*** ENTRIES PROVIDED ***

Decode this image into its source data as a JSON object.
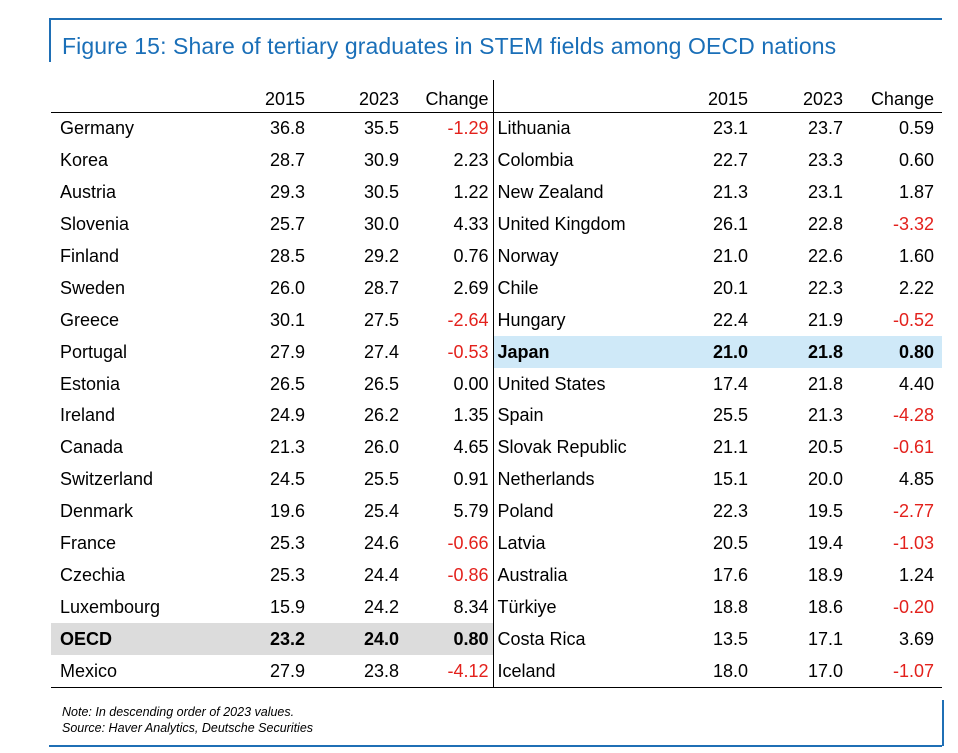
{
  "title": "Figure 15: Share of tertiary graduates in STEM fields among OECD nations",
  "headers": {
    "year1": "2015",
    "year2": "2023",
    "change": "Change"
  },
  "left_rows": [
    {
      "country": "Germany",
      "y2015": "36.8",
      "y2023": "35.5",
      "change": "-1.29"
    },
    {
      "country": "Korea",
      "y2015": "28.7",
      "y2023": "30.9",
      "change": "2.23"
    },
    {
      "country": "Austria",
      "y2015": "29.3",
      "y2023": "30.5",
      "change": "1.22"
    },
    {
      "country": "Slovenia",
      "y2015": "25.7",
      "y2023": "30.0",
      "change": "4.33"
    },
    {
      "country": "Finland",
      "y2015": "28.5",
      "y2023": "29.2",
      "change": "0.76"
    },
    {
      "country": "Sweden",
      "y2015": "26.0",
      "y2023": "28.7",
      "change": "2.69"
    },
    {
      "country": "Greece",
      "y2015": "30.1",
      "y2023": "27.5",
      "change": "-2.64"
    },
    {
      "country": "Portugal",
      "y2015": "27.9",
      "y2023": "27.4",
      "change": "-0.53"
    },
    {
      "country": "Estonia",
      "y2015": "26.5",
      "y2023": "26.5",
      "change": "0.00"
    },
    {
      "country": "Ireland",
      "y2015": "24.9",
      "y2023": "26.2",
      "change": "1.35"
    },
    {
      "country": "Canada",
      "y2015": "21.3",
      "y2023": "26.0",
      "change": "4.65"
    },
    {
      "country": "Switzerland",
      "y2015": "24.5",
      "y2023": "25.5",
      "change": "0.91"
    },
    {
      "country": "Denmark",
      "y2015": "19.6",
      "y2023": "25.4",
      "change": "5.79"
    },
    {
      "country": "France",
      "y2015": "25.3",
      "y2023": "24.6",
      "change": "-0.66"
    },
    {
      "country": "Czechia",
      "y2015": "25.3",
      "y2023": "24.4",
      "change": "-0.86"
    },
    {
      "country": "Luxembourg",
      "y2015": "15.9",
      "y2023": "24.2",
      "change": "8.34"
    },
    {
      "country": "OECD",
      "y2015": "23.2",
      "y2023": "24.0",
      "change": "0.80"
    },
    {
      "country": "Mexico",
      "y2015": "27.9",
      "y2023": "23.8",
      "change": "-4.12"
    }
  ],
  "right_rows": [
    {
      "country": "Lithuania",
      "y2015": "23.1",
      "y2023": "23.7",
      "change": "0.59"
    },
    {
      "country": "Colombia",
      "y2015": "22.7",
      "y2023": "23.3",
      "change": "0.60"
    },
    {
      "country": "New Zealand",
      "y2015": "21.3",
      "y2023": "23.1",
      "change": "1.87"
    },
    {
      "country": "United Kingdom",
      "y2015": "26.1",
      "y2023": "22.8",
      "change": "-3.32"
    },
    {
      "country": "Norway",
      "y2015": "21.0",
      "y2023": "22.6",
      "change": "1.60"
    },
    {
      "country": "Chile",
      "y2015": "20.1",
      "y2023": "22.3",
      "change": "2.22"
    },
    {
      "country": "Hungary",
      "y2015": "22.4",
      "y2023": "21.9",
      "change": "-0.52"
    },
    {
      "country": "Japan",
      "y2015": "21.0",
      "y2023": "21.8",
      "change": "0.80"
    },
    {
      "country": "United States",
      "y2015": "17.4",
      "y2023": "21.8",
      "change": "4.40"
    },
    {
      "country": "Spain",
      "y2015": "25.5",
      "y2023": "21.3",
      "change": "-4.28"
    },
    {
      "country": "Slovak Republic",
      "y2015": "21.1",
      "y2023": "20.5",
      "change": "-0.61"
    },
    {
      "country": "Netherlands",
      "y2015": "15.1",
      "y2023": "20.0",
      "change": "4.85"
    },
    {
      "country": "Poland",
      "y2015": "22.3",
      "y2023": "19.5",
      "change": "-2.77"
    },
    {
      "country": "Latvia",
      "y2015": "20.5",
      "y2023": "19.4",
      "change": "-1.03"
    },
    {
      "country": "Australia",
      "y2015": "17.6",
      "y2023": "18.9",
      "change": "1.24"
    },
    {
      "country": "Türkiye",
      "y2015": "18.8",
      "y2023": "18.6",
      "change": "-0.20"
    },
    {
      "country": "Costa Rica",
      "y2015": "13.5",
      "y2023": "17.1",
      "change": "3.69"
    },
    {
      "country": "Iceland",
      "y2015": "18.0",
      "y2023": "17.0",
      "change": "-1.07"
    }
  ],
  "colors": {
    "title": "#1a6fb8",
    "negative": "#e3211c",
    "oecd_highlight": "#dcdcdc",
    "japan_highlight": "#cfe9f8"
  },
  "note": "Note: In descending order of 2023 values.",
  "source": "Source: Haver Analytics, Deutsche Securities",
  "chart_data": {
    "type": "table",
    "title": "Figure 15: Share of tertiary graduates in STEM fields among OECD nations",
    "columns": [
      "",
      "2015",
      "2023",
      "Change"
    ],
    "rows": [
      [
        "Germany",
        36.8,
        35.5,
        -1.29
      ],
      [
        "Korea",
        28.7,
        30.9,
        2.23
      ],
      [
        "Austria",
        29.3,
        30.5,
        1.22
      ],
      [
        "Slovenia",
        25.7,
        30.0,
        4.33
      ],
      [
        "Finland",
        28.5,
        29.2,
        0.76
      ],
      [
        "Sweden",
        26.0,
        28.7,
        2.69
      ],
      [
        "Greece",
        30.1,
        27.5,
        -2.64
      ],
      [
        "Portugal",
        27.9,
        27.4,
        -0.53
      ],
      [
        "Estonia",
        26.5,
        26.5,
        0.0
      ],
      [
        "Ireland",
        24.9,
        26.2,
        1.35
      ],
      [
        "Canada",
        21.3,
        26.0,
        4.65
      ],
      [
        "Switzerland",
        24.5,
        25.5,
        0.91
      ],
      [
        "Denmark",
        19.6,
        25.4,
        5.79
      ],
      [
        "France",
        25.3,
        24.6,
        -0.66
      ],
      [
        "Czechia",
        25.3,
        24.4,
        -0.86
      ],
      [
        "Luxembourg",
        15.9,
        24.2,
        8.34
      ],
      [
        "OECD",
        23.2,
        24.0,
        0.8
      ],
      [
        "Mexico",
        27.9,
        23.8,
        -4.12
      ],
      [
        "Lithuania",
        23.1,
        23.7,
        0.59
      ],
      [
        "Colombia",
        22.7,
        23.3,
        0.6
      ],
      [
        "New Zealand",
        21.3,
        23.1,
        1.87
      ],
      [
        "United Kingdom",
        26.1,
        22.8,
        -3.32
      ],
      [
        "Norway",
        21.0,
        22.6,
        1.6
      ],
      [
        "Chile",
        20.1,
        22.3,
        2.22
      ],
      [
        "Hungary",
        22.4,
        21.9,
        -0.52
      ],
      [
        "Japan",
        21.0,
        21.8,
        0.8
      ],
      [
        "United States",
        17.4,
        21.8,
        4.4
      ],
      [
        "Spain",
        25.5,
        21.3,
        -4.28
      ],
      [
        "Slovak Republic",
        21.1,
        20.5,
        -0.61
      ],
      [
        "Netherlands",
        15.1,
        20.0,
        4.85
      ],
      [
        "Poland",
        22.3,
        19.5,
        -2.77
      ],
      [
        "Latvia",
        20.5,
        19.4,
        -1.03
      ],
      [
        "Australia",
        17.6,
        18.9,
        1.24
      ],
      [
        "Türkiye",
        18.8,
        18.6,
        -0.2
      ],
      [
        "Costa Rica",
        13.5,
        17.1,
        3.69
      ],
      [
        "Iceland",
        18.0,
        17.0,
        -1.07
      ]
    ]
  }
}
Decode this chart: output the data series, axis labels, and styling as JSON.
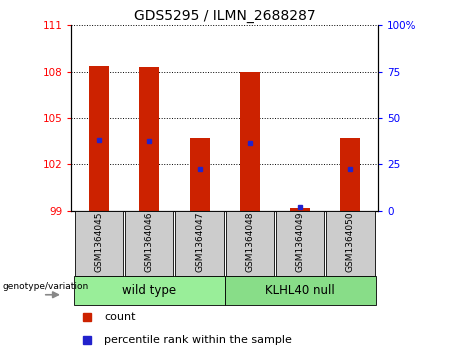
{
  "title": "GDS5295 / ILMN_2688287",
  "samples": [
    "GSM1364045",
    "GSM1364046",
    "GSM1364047",
    "GSM1364048",
    "GSM1364049",
    "GSM1364050"
  ],
  "bar_tops": [
    108.4,
    108.3,
    103.7,
    108.0,
    99.15,
    103.7
  ],
  "bar_base": 99,
  "blue_positions": [
    103.6,
    103.5,
    101.7,
    103.4,
    99.25,
    101.7
  ],
  "ylim_left": [
    99,
    111
  ],
  "ylim_right": [
    0,
    100
  ],
  "yticks_left": [
    99,
    102,
    105,
    108,
    111
  ],
  "yticks_right": [
    0,
    25,
    50,
    75,
    100
  ],
  "ytick_labels_right": [
    "0",
    "25",
    "50",
    "75",
    "100%"
  ],
  "bar_color": "#cc2200",
  "blue_color": "#2222cc",
  "group1_label": "wild type",
  "group2_label": "KLHL40 null",
  "group1_bg": "#99ee99",
  "group2_bg": "#88dd88",
  "sample_bg": "#cccccc",
  "legend_count_label": "count",
  "legend_pct_label": "percentile rank within the sample",
  "genotype_label": "genotype/variation"
}
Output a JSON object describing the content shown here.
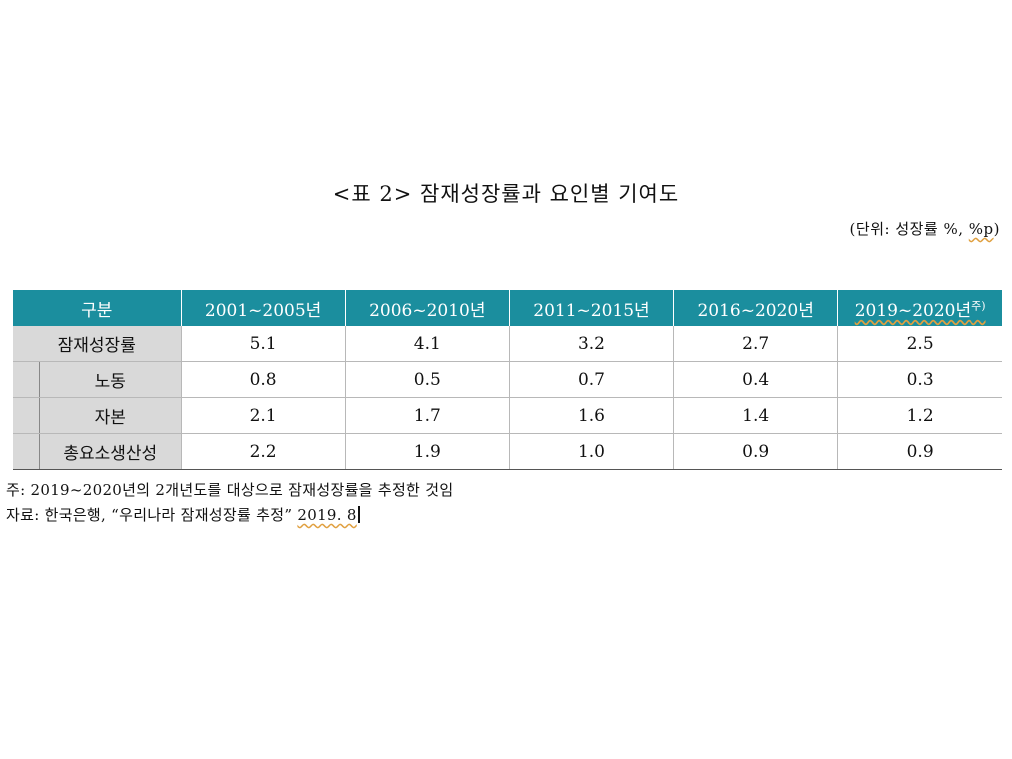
{
  "title": "<표 2> 잠재성장률과 요인별 기여도",
  "unit": {
    "prefix": "(단위: 성장률 %, ",
    "highlight": "%p",
    "suffix": ")"
  },
  "table": {
    "header_label": "구분",
    "columns": [
      "2001~2005년",
      "2006~2010년",
      "2011~2015년",
      "2016~2020년"
    ],
    "last_column": "2019~2020년",
    "last_column_sup": "주)",
    "rows": [
      {
        "label": "잠재성장률",
        "values": [
          "5.1",
          "4.1",
          "3.2",
          "2.7",
          "2.5"
        ]
      },
      {
        "label": "노동",
        "values": [
          "0.8",
          "0.5",
          "0.7",
          "0.4",
          "0.3"
        ]
      },
      {
        "label": "자본",
        "values": [
          "2.1",
          "1.7",
          "1.6",
          "1.4",
          "1.2"
        ]
      },
      {
        "label": "총요소생산성",
        "values": [
          "2.2",
          "1.9",
          "1.0",
          "0.9",
          "0.9"
        ]
      }
    ]
  },
  "notes": {
    "note": "주: 2019~2020년의 2개년도를 대상으로 잠재성장률을 추정한 것임",
    "source_prefix": "자료: 한국은행, “우리나라 잠재성장률 추정” ",
    "source_date": "2019. 8"
  }
}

***

Search the entries for the word "Kingdom" and gather every line where it appears.

      "country": "United Kingdom",
        "United Kingdom",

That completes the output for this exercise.